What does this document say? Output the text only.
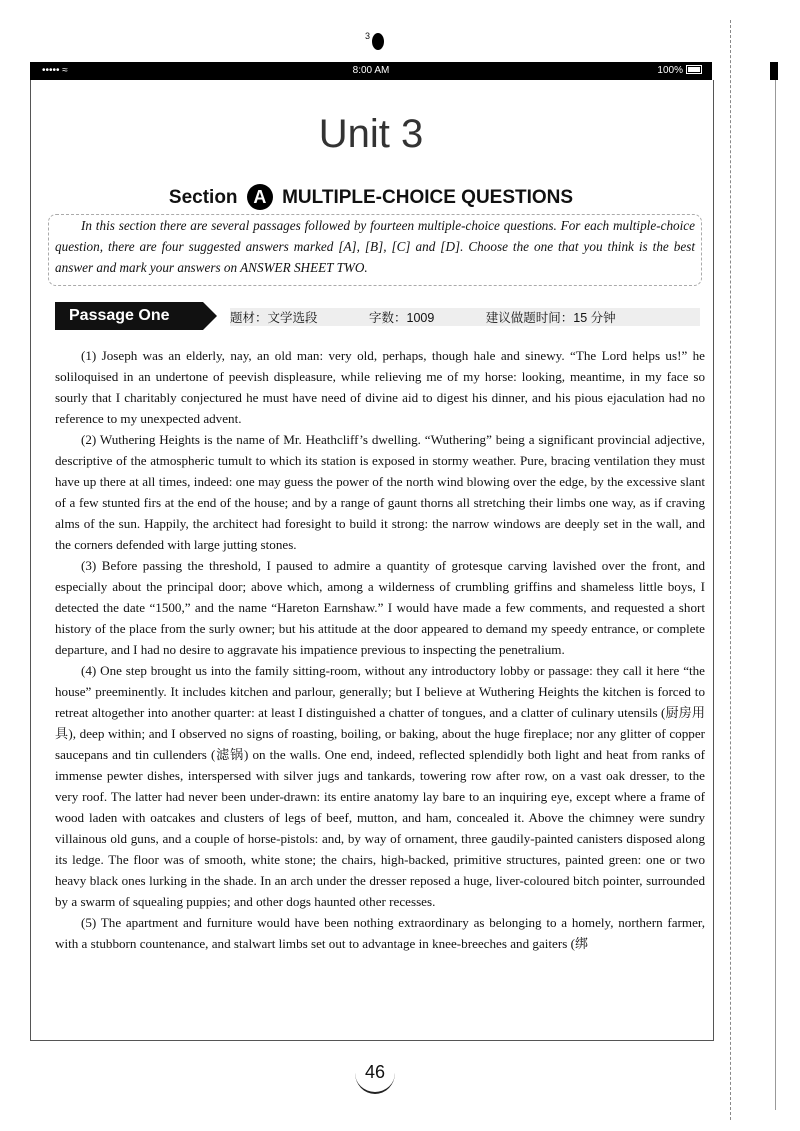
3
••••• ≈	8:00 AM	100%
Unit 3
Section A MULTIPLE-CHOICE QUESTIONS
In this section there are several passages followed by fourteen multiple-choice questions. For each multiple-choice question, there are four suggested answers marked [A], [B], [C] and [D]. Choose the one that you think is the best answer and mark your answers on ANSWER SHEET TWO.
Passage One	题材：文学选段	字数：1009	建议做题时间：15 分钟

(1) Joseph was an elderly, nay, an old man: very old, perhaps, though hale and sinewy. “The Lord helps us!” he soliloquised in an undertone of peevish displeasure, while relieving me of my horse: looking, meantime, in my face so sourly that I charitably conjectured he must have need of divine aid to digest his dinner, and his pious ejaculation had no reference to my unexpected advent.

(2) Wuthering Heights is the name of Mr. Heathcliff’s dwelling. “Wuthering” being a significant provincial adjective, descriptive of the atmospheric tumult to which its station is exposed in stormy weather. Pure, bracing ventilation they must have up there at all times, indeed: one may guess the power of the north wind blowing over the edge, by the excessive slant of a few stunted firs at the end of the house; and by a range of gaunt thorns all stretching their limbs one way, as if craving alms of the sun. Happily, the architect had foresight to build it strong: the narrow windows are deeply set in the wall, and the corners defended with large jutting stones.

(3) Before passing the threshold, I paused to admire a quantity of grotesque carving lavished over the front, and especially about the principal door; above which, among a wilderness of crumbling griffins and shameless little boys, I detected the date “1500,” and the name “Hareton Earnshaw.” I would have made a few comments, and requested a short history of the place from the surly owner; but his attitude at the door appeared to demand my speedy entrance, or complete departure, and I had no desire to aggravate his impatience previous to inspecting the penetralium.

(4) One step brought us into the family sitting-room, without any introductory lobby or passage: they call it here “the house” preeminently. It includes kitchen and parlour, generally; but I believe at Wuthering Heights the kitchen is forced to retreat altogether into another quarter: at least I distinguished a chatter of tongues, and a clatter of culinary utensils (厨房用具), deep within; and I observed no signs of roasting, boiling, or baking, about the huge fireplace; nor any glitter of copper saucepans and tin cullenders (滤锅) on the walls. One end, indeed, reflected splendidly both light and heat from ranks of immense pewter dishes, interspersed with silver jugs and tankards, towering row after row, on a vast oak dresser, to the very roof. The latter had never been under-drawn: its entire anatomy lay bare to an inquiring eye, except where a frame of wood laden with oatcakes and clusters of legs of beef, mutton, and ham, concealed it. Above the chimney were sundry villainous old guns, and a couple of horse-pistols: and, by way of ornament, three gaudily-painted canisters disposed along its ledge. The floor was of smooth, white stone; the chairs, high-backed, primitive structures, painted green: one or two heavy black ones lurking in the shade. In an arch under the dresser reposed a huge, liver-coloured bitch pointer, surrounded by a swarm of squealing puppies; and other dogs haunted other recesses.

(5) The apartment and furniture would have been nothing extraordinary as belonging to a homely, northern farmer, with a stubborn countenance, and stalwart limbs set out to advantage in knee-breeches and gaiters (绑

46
--
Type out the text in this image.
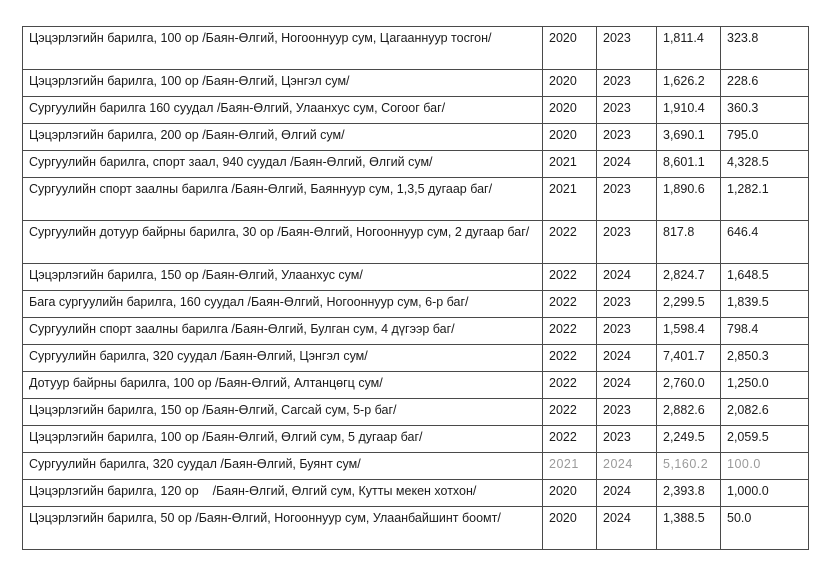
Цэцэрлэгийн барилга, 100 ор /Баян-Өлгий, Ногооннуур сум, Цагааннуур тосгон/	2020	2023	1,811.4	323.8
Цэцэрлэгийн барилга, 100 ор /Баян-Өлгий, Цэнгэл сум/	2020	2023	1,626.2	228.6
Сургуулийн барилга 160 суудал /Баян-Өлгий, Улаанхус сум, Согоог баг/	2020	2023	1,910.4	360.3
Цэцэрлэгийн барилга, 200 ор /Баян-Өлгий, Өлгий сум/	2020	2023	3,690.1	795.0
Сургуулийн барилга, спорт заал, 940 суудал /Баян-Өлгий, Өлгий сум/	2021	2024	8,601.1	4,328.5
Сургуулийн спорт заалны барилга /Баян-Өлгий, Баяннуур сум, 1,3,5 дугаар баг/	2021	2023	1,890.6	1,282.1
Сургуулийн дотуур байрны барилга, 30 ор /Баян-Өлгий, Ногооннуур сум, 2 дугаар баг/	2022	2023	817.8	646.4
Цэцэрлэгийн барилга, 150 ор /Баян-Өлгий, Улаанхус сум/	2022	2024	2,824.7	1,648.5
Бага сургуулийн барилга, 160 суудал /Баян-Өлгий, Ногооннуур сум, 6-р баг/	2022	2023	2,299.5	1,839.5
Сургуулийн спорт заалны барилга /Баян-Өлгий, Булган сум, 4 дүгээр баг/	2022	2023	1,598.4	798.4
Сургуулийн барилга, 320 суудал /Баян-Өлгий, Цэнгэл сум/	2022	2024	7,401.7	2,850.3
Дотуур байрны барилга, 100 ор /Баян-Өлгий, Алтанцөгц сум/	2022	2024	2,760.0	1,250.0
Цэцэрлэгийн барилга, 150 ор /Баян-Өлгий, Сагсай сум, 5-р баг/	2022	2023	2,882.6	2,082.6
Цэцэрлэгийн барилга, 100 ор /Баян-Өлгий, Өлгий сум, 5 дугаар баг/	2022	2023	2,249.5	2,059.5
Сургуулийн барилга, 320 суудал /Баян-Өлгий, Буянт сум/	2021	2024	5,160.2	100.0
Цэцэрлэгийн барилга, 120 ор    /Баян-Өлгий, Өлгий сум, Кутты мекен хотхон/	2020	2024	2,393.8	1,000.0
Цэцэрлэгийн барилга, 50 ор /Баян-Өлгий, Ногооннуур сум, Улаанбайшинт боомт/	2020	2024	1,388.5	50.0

### Work required
Looking at the material above, count the lines containing the string "дугаар" and reply with the count alone.

### Final result
3